### Data excerpts
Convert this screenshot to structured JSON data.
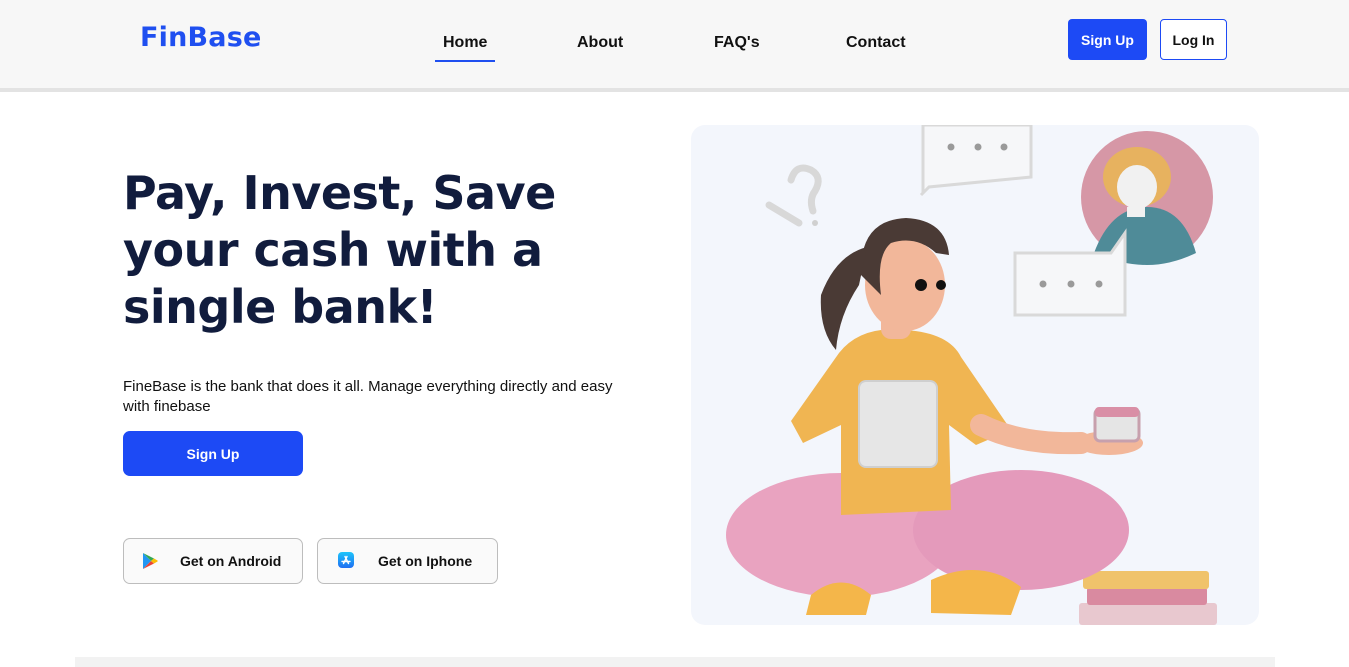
{
  "brand": {
    "name": "FinBase"
  },
  "nav": {
    "items": [
      {
        "label": "Home",
        "active": true
      },
      {
        "label": "About",
        "active": false
      },
      {
        "label": "FAQ's",
        "active": false
      },
      {
        "label": "Contact",
        "active": false
      }
    ]
  },
  "header_actions": {
    "signup_label": "Sign Up",
    "login_label": "Log In"
  },
  "hero": {
    "title_line1": "Pay, Invest, Save",
    "title_line2": "your cash with a",
    "title_line3": "single bank!",
    "subtitle": "FineBase is the bank that does it all. Manage everything directly and easy with finebase",
    "signup_label": "Sign Up",
    "android_label": "Get on Android",
    "iphone_label": "Get on Iphone"
  },
  "icons": {
    "android": "google-play-icon",
    "iphone": "app-store-icon"
  },
  "colors": {
    "accent": "#1d4af5",
    "title": "#111c3d",
    "illustration_bg": "#f3f6fc"
  }
}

### REQUEST
Repeat all the records above exactly, leaving out any pictures.

### EXERCISE OUTPUT
Convert this screenshot to structured JSON data.
{
  "brand": {
    "name": "FinBase"
  },
  "nav": {
    "items": [
      {
        "label": "Home",
        "active": true
      },
      {
        "label": "About",
        "active": false
      },
      {
        "label": "FAQ's",
        "active": false
      },
      {
        "label": "Contact",
        "active": false
      }
    ]
  },
  "header_actions": {
    "signup_label": "Sign Up",
    "login_label": "Log In"
  },
  "hero": {
    "title_line1": "Pay, Invest, Save",
    "title_line2": "your cash with a",
    "title_line3": "single bank!",
    "subtitle": "FineBase is the bank that does it all. Manage everything directly and easy with finebase",
    "signup_label": "Sign Up",
    "android_label": "Get on Android",
    "iphone_label": "Get on Iphone"
  },
  "icons": {
    "android": "google-play-icon",
    "iphone": "app-store-icon"
  },
  "colors": {
    "accent": "#1d4af5",
    "title": "#111c3d",
    "illustration_bg": "#f3f6fc"
  }
}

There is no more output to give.